═══ The data ═══
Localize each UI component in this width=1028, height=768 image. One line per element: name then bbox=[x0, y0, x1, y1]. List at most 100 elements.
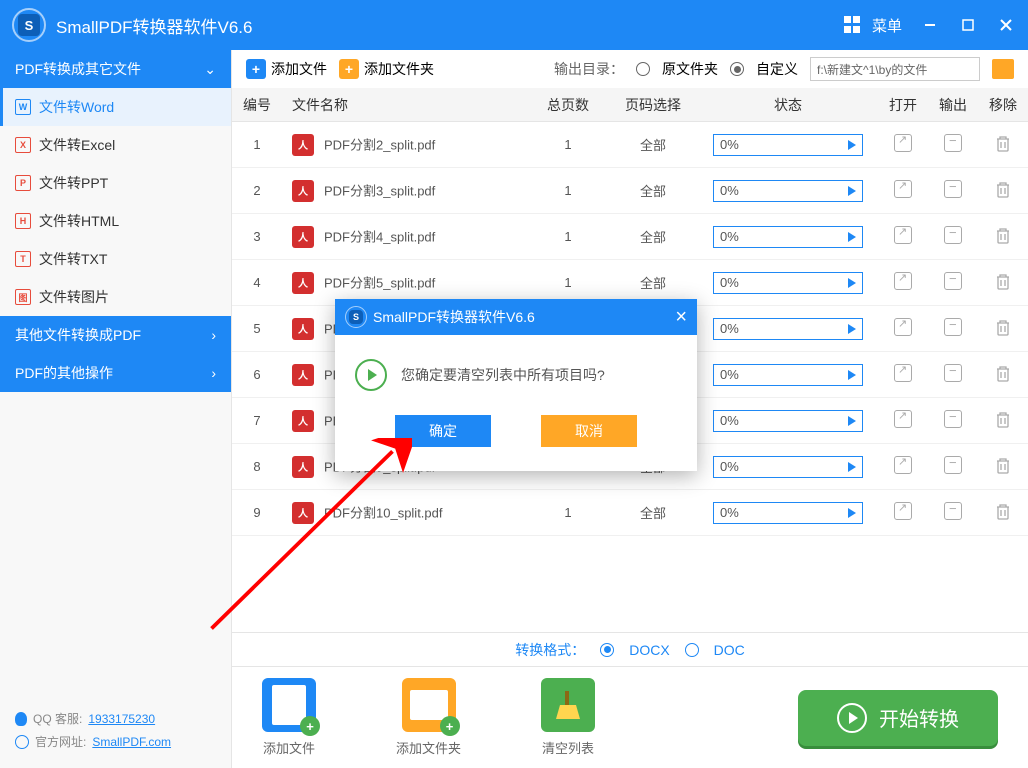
delete-button[interactable] bbox=[994, 318, 1012, 336]
output-button[interactable] bbox=[944, 226, 962, 244]
pdf-icon: 人 bbox=[292, 134, 314, 156]
progress-bar[interactable]: 0% bbox=[713, 410, 863, 432]
table-row[interactable]: 2 人PDF分割3_split.pdf 1 全部 0% bbox=[232, 168, 1028, 214]
sidebar-item-label: 文件转PPT bbox=[39, 173, 108, 193]
table-row[interactable]: 3 人PDF分割4_split.pdf 1 全部 0% bbox=[232, 214, 1028, 260]
sidebar-item[interactable]: H文件转HTML bbox=[0, 202, 231, 240]
sidebar-item-label: 文件转TXT bbox=[39, 249, 107, 269]
table-row[interactable]: 1 人PDF分割2_split.pdf 1 全部 0% bbox=[232, 122, 1028, 168]
add-folder-button[interactable]: +添加文件夹 bbox=[339, 59, 434, 79]
format-label: 转换格式： bbox=[515, 640, 585, 660]
sidebar-header-label: PDF的其他操作 bbox=[15, 363, 113, 383]
output-button[interactable] bbox=[944, 456, 962, 474]
delete-button[interactable] bbox=[994, 226, 1012, 244]
output-button[interactable] bbox=[944, 410, 962, 428]
plus-icon: + bbox=[339, 59, 359, 79]
output-button[interactable] bbox=[944, 180, 962, 198]
sidebar-item[interactable]: X文件转Excel bbox=[0, 126, 231, 164]
sidebar-header-pdf-to-other[interactable]: PDF转换成其它文件 ⌄ bbox=[0, 50, 231, 88]
start-convert-button[interactable]: 开始转换 bbox=[798, 690, 998, 746]
cell-select[interactable]: 全部 bbox=[608, 227, 698, 246]
add-file-big-button[interactable]: + 添加文件 bbox=[262, 678, 316, 757]
delete-button[interactable] bbox=[994, 272, 1012, 290]
cell-status: 0% bbox=[698, 272, 878, 294]
website-link[interactable]: SmallPDF.com bbox=[92, 735, 171, 749]
cell-select[interactable]: 全部 bbox=[608, 273, 698, 292]
open-button[interactable] bbox=[894, 456, 912, 474]
delete-button[interactable] bbox=[994, 410, 1012, 428]
cell-select[interactable]: 全部 bbox=[608, 135, 698, 154]
open-button[interactable] bbox=[894, 180, 912, 198]
dialog-close-button[interactable]: × bbox=[675, 306, 687, 329]
sidebar-item[interactable]: 图文件转图片 bbox=[0, 278, 231, 316]
qq-link[interactable]: 1933175230 bbox=[88, 712, 155, 726]
open-button[interactable] bbox=[894, 318, 912, 336]
output-button[interactable] bbox=[944, 502, 962, 520]
menu-label[interactable]: 菜单 bbox=[872, 15, 902, 36]
table-header: 编号 文件名称 总页数 页码选择 状态 打开 输出 移除 bbox=[232, 88, 1028, 122]
confirm-icon bbox=[355, 359, 387, 391]
minimize-button[interactable] bbox=[920, 15, 940, 35]
delete-button[interactable] bbox=[994, 134, 1012, 152]
progress-bar[interactable]: 0% bbox=[713, 272, 863, 294]
open-button[interactable] bbox=[894, 364, 912, 382]
sidebar-header-other-to-pdf[interactable]: 其他文件转换成PDF › bbox=[0, 316, 231, 354]
sidebar-item[interactable]: P文件转PPT bbox=[0, 164, 231, 202]
sidebar-item[interactable]: W文件转Word bbox=[0, 88, 231, 126]
output-path-input[interactable] bbox=[810, 57, 980, 81]
browse-folder-button[interactable] bbox=[992, 59, 1014, 79]
progress-bar[interactable]: 0% bbox=[713, 318, 863, 340]
delete-button[interactable] bbox=[994, 364, 1012, 382]
output-button[interactable] bbox=[944, 134, 962, 152]
table-row[interactable]: 9 人PDF分割10_split.pdf 1 全部 0% bbox=[232, 490, 1028, 536]
delete-button[interactable] bbox=[994, 502, 1012, 520]
plus-icon: + bbox=[246, 59, 266, 79]
output-button[interactable] bbox=[944, 272, 962, 290]
open-button[interactable] bbox=[894, 502, 912, 520]
dialog-cancel-button[interactable]: 取消 bbox=[541, 415, 637, 447]
pdf-icon: 人 bbox=[292, 502, 314, 524]
radio-custom-folder[interactable] bbox=[730, 62, 744, 76]
progress-bar[interactable]: 0% bbox=[713, 502, 863, 524]
radio-source-folder[interactable] bbox=[636, 62, 650, 76]
open-button[interactable] bbox=[894, 410, 912, 428]
play-icon bbox=[848, 278, 856, 288]
cell-select[interactable]: 全部 bbox=[608, 181, 698, 200]
play-icon bbox=[848, 140, 856, 150]
radio-docx[interactable] bbox=[600, 643, 614, 657]
clear-list-big-button[interactable]: 清空列表 bbox=[541, 678, 595, 757]
cell-status: 0% bbox=[698, 410, 878, 432]
delete-button[interactable] bbox=[994, 456, 1012, 474]
menu-grid-icon[interactable] bbox=[844, 16, 862, 34]
output-button[interactable] bbox=[944, 364, 962, 382]
cell-pages: 1 bbox=[528, 137, 608, 152]
progress-bar[interactable]: 0% bbox=[713, 180, 863, 202]
delete-button[interactable] bbox=[994, 180, 1012, 198]
app-logo-icon: S bbox=[12, 8, 46, 42]
add-file-button[interactable]: +添加文件 bbox=[246, 59, 327, 79]
progress-bar[interactable]: 0% bbox=[713, 364, 863, 386]
cell-pages: 1 bbox=[528, 229, 608, 244]
progress-bar[interactable]: 0% bbox=[713, 456, 863, 478]
add-folder-big-button[interactable]: + 添加文件夹 bbox=[396, 678, 461, 757]
sidebar-header-pdf-other-ops[interactable]: PDF的其他操作 › bbox=[0, 354, 231, 392]
radio-doc[interactable] bbox=[685, 643, 699, 657]
open-button[interactable] bbox=[894, 226, 912, 244]
sidebar-item[interactable]: T文件转TXT bbox=[0, 240, 231, 278]
file-type-icon: 图 bbox=[15, 289, 31, 305]
dialog-ok-button[interactable]: 确定 bbox=[395, 415, 491, 447]
close-button[interactable] bbox=[996, 15, 1016, 35]
add-file-big-label: 添加文件 bbox=[263, 738, 315, 757]
maximize-button[interactable] bbox=[958, 15, 978, 35]
file-type-icon: W bbox=[15, 99, 31, 115]
open-button[interactable] bbox=[894, 272, 912, 290]
open-button[interactable] bbox=[894, 134, 912, 152]
cell-select[interactable]: 全部 bbox=[608, 503, 698, 522]
output-button[interactable] bbox=[944, 318, 962, 336]
cell-num: 4 bbox=[232, 275, 282, 290]
cell-num: 7 bbox=[232, 413, 282, 428]
radio-docx-label: DOCX bbox=[629, 642, 669, 658]
progress-bar[interactable]: 0% bbox=[713, 226, 863, 248]
progress-bar[interactable]: 0% bbox=[713, 134, 863, 156]
pdf-icon: 人 bbox=[292, 272, 314, 294]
═══
Your task> Copy the rows above word for word, from the line with "delete-button[interactable] bbox=[994, 318, 1012, 336]" to the line with "cell-select[interactable]: 全部 bbox=[608, 273, 698, 292]", including both of those lines.

Complete output>
delete-button[interactable] bbox=[994, 318, 1012, 336]
output-button[interactable] bbox=[944, 226, 962, 244]
pdf-icon: 人 bbox=[292, 134, 314, 156]
progress-bar[interactable]: 0% bbox=[713, 410, 863, 432]
table-row[interactable]: 2 人PDF分割3_split.pdf 1 全部 0% bbox=[232, 168, 1028, 214]
sidebar-item-label: 文件转PPT bbox=[39, 173, 108, 193]
table-row[interactable]: 3 人PDF分割4_split.pdf 1 全部 0% bbox=[232, 214, 1028, 260]
sidebar-item[interactable]: H文件转HTML bbox=[0, 202, 231, 240]
sidebar-item-label: 文件转TXT bbox=[39, 249, 107, 269]
table-row[interactable]: 1 人PDF分割2_split.pdf 1 全部 0% bbox=[232, 122, 1028, 168]
add-folder-button[interactable]: +添加文件夹 bbox=[339, 59, 434, 79]
format-label: 转换格式： bbox=[515, 640, 585, 660]
sidebar-header-label: PDF的其他操作 bbox=[15, 363, 113, 383]
output-button[interactable] bbox=[944, 456, 962, 474]
delete-button[interactable] bbox=[994, 226, 1012, 244]
output-button[interactable] bbox=[944, 410, 962, 428]
plus-icon: + bbox=[339, 59, 359, 79]
output-button[interactable] bbox=[944, 180, 962, 198]
sidebar-item[interactable]: X文件转Excel bbox=[0, 126, 231, 164]
sidebar-header-pdf-to-other[interactable]: PDF转换成其它文件 ⌄ bbox=[0, 50, 231, 88]
start-convert-button[interactable]: 开始转换 bbox=[798, 690, 998, 746]
cell-select[interactable]: 全部 bbox=[608, 227, 698, 246]
add-file-big-button[interactable]: + 添加文件 bbox=[262, 678, 316, 757]
delete-button[interactable] bbox=[994, 272, 1012, 290]
cell-status: 0% bbox=[698, 272, 878, 294]
website-link[interactable]: SmallPDF.com bbox=[92, 735, 171, 749]
cell-select[interactable]: 全部 bbox=[608, 273, 698, 292]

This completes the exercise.